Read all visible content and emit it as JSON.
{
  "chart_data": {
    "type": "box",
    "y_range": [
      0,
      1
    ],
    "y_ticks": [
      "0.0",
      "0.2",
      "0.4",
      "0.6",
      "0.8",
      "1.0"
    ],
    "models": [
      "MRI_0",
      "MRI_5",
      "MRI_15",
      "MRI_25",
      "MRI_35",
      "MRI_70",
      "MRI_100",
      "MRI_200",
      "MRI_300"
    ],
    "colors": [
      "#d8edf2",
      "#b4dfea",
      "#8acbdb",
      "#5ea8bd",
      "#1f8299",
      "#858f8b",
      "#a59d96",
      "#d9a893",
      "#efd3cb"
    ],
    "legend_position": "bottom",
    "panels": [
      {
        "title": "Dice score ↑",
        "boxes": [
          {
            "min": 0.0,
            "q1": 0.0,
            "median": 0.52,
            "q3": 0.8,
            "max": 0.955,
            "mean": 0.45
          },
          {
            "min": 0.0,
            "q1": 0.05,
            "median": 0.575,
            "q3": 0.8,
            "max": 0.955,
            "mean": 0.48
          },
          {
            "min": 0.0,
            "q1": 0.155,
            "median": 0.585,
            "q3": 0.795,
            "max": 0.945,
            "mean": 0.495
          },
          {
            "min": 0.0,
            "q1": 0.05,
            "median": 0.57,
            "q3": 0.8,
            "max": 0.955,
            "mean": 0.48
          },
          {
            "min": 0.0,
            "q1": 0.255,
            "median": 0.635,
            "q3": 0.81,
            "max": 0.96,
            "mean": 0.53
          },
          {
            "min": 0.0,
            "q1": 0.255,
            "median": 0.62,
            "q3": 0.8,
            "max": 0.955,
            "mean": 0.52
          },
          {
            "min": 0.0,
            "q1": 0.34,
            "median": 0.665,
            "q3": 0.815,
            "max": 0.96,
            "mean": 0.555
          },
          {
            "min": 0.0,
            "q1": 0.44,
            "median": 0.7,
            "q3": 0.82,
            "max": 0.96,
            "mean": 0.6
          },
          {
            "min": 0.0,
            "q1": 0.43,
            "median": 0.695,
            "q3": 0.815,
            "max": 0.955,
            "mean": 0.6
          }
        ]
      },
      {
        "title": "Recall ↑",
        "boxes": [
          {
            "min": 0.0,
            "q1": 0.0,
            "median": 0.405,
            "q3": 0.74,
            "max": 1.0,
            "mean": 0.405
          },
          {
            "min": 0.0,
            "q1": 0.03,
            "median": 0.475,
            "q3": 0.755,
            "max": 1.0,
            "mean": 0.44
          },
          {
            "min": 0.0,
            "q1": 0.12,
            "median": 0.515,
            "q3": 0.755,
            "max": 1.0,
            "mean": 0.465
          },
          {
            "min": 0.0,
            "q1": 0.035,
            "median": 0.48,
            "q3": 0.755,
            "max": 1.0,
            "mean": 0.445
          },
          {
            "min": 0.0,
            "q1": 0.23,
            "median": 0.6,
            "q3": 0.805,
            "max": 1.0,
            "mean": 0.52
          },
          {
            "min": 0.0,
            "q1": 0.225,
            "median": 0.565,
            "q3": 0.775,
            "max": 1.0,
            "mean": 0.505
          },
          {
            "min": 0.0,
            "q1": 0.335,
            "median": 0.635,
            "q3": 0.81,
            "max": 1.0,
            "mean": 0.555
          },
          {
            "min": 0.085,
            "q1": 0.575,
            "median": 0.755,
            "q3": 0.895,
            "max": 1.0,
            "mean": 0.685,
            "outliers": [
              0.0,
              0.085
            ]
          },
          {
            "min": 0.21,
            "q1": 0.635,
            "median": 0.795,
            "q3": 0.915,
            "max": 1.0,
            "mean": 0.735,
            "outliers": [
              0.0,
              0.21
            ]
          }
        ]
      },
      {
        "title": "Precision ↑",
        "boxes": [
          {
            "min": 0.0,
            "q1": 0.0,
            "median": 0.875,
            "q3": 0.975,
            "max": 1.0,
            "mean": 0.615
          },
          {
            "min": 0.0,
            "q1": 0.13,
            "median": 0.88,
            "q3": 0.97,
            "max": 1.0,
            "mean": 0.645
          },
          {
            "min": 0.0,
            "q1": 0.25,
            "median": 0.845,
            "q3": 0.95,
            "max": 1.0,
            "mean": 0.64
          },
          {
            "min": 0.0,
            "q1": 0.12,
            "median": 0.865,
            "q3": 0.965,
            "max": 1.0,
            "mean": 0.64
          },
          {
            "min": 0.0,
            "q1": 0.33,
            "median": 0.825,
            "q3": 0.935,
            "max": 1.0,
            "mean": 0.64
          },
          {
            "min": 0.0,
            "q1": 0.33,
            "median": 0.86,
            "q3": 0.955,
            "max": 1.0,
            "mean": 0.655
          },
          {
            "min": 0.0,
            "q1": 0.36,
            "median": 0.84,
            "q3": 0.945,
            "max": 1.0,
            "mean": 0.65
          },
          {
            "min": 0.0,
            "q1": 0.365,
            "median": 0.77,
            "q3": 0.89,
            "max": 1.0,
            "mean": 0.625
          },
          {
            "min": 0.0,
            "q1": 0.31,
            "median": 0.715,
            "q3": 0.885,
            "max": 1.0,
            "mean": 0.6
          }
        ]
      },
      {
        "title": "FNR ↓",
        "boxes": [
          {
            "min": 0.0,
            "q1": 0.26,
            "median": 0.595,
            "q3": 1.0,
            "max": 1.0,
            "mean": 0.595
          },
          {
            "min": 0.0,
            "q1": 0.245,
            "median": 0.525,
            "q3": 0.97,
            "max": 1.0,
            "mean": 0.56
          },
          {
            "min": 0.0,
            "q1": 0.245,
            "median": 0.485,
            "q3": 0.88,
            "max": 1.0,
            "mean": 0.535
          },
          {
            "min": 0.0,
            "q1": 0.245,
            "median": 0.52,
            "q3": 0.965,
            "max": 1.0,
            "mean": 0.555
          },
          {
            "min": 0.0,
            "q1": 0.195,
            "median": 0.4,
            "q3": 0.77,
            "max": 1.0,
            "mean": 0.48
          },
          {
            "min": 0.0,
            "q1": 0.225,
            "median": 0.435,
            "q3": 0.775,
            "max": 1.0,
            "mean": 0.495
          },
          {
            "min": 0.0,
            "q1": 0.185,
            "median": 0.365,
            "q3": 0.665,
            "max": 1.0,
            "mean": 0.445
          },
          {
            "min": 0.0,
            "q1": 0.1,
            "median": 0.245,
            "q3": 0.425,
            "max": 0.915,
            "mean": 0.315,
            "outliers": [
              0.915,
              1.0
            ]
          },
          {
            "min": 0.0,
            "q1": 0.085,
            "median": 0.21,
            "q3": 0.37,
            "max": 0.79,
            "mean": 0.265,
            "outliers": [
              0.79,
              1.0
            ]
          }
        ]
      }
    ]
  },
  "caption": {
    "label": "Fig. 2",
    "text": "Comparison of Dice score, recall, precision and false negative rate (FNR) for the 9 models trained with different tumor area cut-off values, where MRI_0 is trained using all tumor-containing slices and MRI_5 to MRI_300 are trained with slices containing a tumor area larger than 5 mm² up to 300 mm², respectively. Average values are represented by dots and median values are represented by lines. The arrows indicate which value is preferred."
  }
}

TASK: A full, exact copy of the entries is the required answer.

ANSWER FOR THIS EXERCISE:
Read all visible content and emit it as JSON.
{
  "chart_data": {
    "type": "box",
    "y_range": [
      0,
      1
    ],
    "y_ticks": [
      "0.0",
      "0.2",
      "0.4",
      "0.6",
      "0.8",
      "1.0"
    ],
    "models": [
      "MRI_0",
      "MRI_5",
      "MRI_15",
      "MRI_25",
      "MRI_35",
      "MRI_70",
      "MRI_100",
      "MRI_200",
      "MRI_300"
    ],
    "colors": [
      "#d8edf2",
      "#b4dfea",
      "#8acbdb",
      "#5ea8bd",
      "#1f8299",
      "#858f8b",
      "#a59d96",
      "#d9a893",
      "#efd3cb"
    ],
    "legend_position": "bottom",
    "panels": [
      {
        "title": "Dice score ↑",
        "boxes": [
          {
            "min": 0.0,
            "q1": 0.0,
            "median": 0.52,
            "q3": 0.8,
            "max": 0.955,
            "mean": 0.45
          },
          {
            "min": 0.0,
            "q1": 0.05,
            "median": 0.575,
            "q3": 0.8,
            "max": 0.955,
            "mean": 0.48
          },
          {
            "min": 0.0,
            "q1": 0.155,
            "median": 0.585,
            "q3": 0.795,
            "max": 0.945,
            "mean": 0.495
          },
          {
            "min": 0.0,
            "q1": 0.05,
            "median": 0.57,
            "q3": 0.8,
            "max": 0.955,
            "mean": 0.48
          },
          {
            "min": 0.0,
            "q1": 0.255,
            "median": 0.635,
            "q3": 0.81,
            "max": 0.96,
            "mean": 0.53
          },
          {
            "min": 0.0,
            "q1": 0.255,
            "median": 0.62,
            "q3": 0.8,
            "max": 0.955,
            "mean": 0.52
          },
          {
            "min": 0.0,
            "q1": 0.34,
            "median": 0.665,
            "q3": 0.815,
            "max": 0.96,
            "mean": 0.555
          },
          {
            "min": 0.0,
            "q1": 0.44,
            "median": 0.7,
            "q3": 0.82,
            "max": 0.96,
            "mean": 0.6
          },
          {
            "min": 0.0,
            "q1": 0.43,
            "median": 0.695,
            "q3": 0.815,
            "max": 0.955,
            "mean": 0.6
          }
        ]
      },
      {
        "title": "Recall ↑",
        "boxes": [
          {
            "min": 0.0,
            "q1": 0.0,
            "median": 0.405,
            "q3": 0.74,
            "max": 1.0,
            "mean": 0.405
          },
          {
            "min": 0.0,
            "q1": 0.03,
            "median": 0.475,
            "q3": 0.755,
            "max": 1.0,
            "mean": 0.44
          },
          {
            "min": 0.0,
            "q1": 0.12,
            "median": 0.515,
            "q3": 0.755,
            "max": 1.0,
            "mean": 0.465
          },
          {
            "min": 0.0,
            "q1": 0.035,
            "median": 0.48,
            "q3": 0.755,
            "max": 1.0,
            "mean": 0.445
          },
          {
            "min": 0.0,
            "q1": 0.23,
            "median": 0.6,
            "q3": 0.805,
            "max": 1.0,
            "mean": 0.52
          },
          {
            "min": 0.0,
            "q1": 0.225,
            "median": 0.565,
            "q3": 0.775,
            "max": 1.0,
            "mean": 0.505
          },
          {
            "min": 0.0,
            "q1": 0.335,
            "median": 0.635,
            "q3": 0.81,
            "max": 1.0,
            "mean": 0.555
          },
          {
            "min": 0.085,
            "q1": 0.575,
            "median": 0.755,
            "q3": 0.895,
            "max": 1.0,
            "mean": 0.685,
            "outliers": [
              0.0,
              0.085
            ]
          },
          {
            "min": 0.21,
            "q1": 0.635,
            "median": 0.795,
            "q3": 0.915,
            "max": 1.0,
            "mean": 0.735,
            "outliers": [
              0.0,
              0.21
            ]
          }
        ]
      },
      {
        "title": "Precision ↑",
        "boxes": [
          {
            "min": 0.0,
            "q1": 0.0,
            "median": 0.875,
            "q3": 0.975,
            "max": 1.0,
            "mean": 0.615
          },
          {
            "min": 0.0,
            "q1": 0.13,
            "median": 0.88,
            "q3": 0.97,
            "max": 1.0,
            "mean": 0.645
          },
          {
            "min": 0.0,
            "q1": 0.25,
            "median": 0.845,
            "q3": 0.95,
            "max": 1.0,
            "mean": 0.64
          },
          {
            "min": 0.0,
            "q1": 0.12,
            "median": 0.865,
            "q3": 0.965,
            "max": 1.0,
            "mean": 0.64
          },
          {
            "min": 0.0,
            "q1": 0.33,
            "median": 0.825,
            "q3": 0.935,
            "max": 1.0,
            "mean": 0.64
          },
          {
            "min": 0.0,
            "q1": 0.33,
            "median": 0.86,
            "q3": 0.955,
            "max": 1.0,
            "mean": 0.655
          },
          {
            "min": 0.0,
            "q1": 0.36,
            "median": 0.84,
            "q3": 0.945,
            "max": 1.0,
            "mean": 0.65
          },
          {
            "min": 0.0,
            "q1": 0.365,
            "median": 0.77,
            "q3": 0.89,
            "max": 1.0,
            "mean": 0.625
          },
          {
            "min": 0.0,
            "q1": 0.31,
            "median": 0.715,
            "q3": 0.885,
            "max": 1.0,
            "mean": 0.6
          }
        ]
      },
      {
        "title": "FNR ↓",
        "boxes": [
          {
            "min": 0.0,
            "q1": 0.26,
            "median": 0.595,
            "q3": 1.0,
            "max": 1.0,
            "mean": 0.595
          },
          {
            "min": 0.0,
            "q1": 0.245,
            "median": 0.525,
            "q3": 0.97,
            "max": 1.0,
            "mean": 0.56
          },
          {
            "min": 0.0,
            "q1": 0.245,
            "median": 0.485,
            "q3": 0.88,
            "max": 1.0,
            "mean": 0.535
          },
          {
            "min": 0.0,
            "q1": 0.245,
            "median": 0.52,
            "q3": 0.965,
            "max": 1.0,
            "mean": 0.555
          },
          {
            "min": 0.0,
            "q1": 0.195,
            "median": 0.4,
            "q3": 0.77,
            "max": 1.0,
            "mean": 0.48
          },
          {
            "min": 0.0,
            "q1": 0.225,
            "median": 0.435,
            "q3": 0.775,
            "max": 1.0,
            "mean": 0.495
          },
          {
            "min": 0.0,
            "q1": 0.185,
            "median": 0.365,
            "q3": 0.665,
            "max": 1.0,
            "mean": 0.445
          },
          {
            "min": 0.0,
            "q1": 0.1,
            "median": 0.245,
            "q3": 0.425,
            "max": 0.915,
            "mean": 0.315,
            "outliers": [
              0.915,
              1.0
            ]
          },
          {
            "min": 0.0,
            "q1": 0.085,
            "median": 0.21,
            "q3": 0.37,
            "max": 0.79,
            "mean": 0.265,
            "outliers": [
              0.79,
              1.0
            ]
          }
        ]
      }
    ]
  },
  "caption": {
    "label": "Fig. 2",
    "text": "Comparison of Dice score, recall, precision and false negative rate (FNR) for the 9 models trained with different tumor area cut-off values, where MRI_0 is trained using all tumor-containing slices and MRI_5 to MRI_300 are trained with slices containing a tumor area larger than 5 mm² up to 300 mm², respectively. Average values are represented by dots and median values are represented by lines. The arrows indicate which value is preferred."
  }
}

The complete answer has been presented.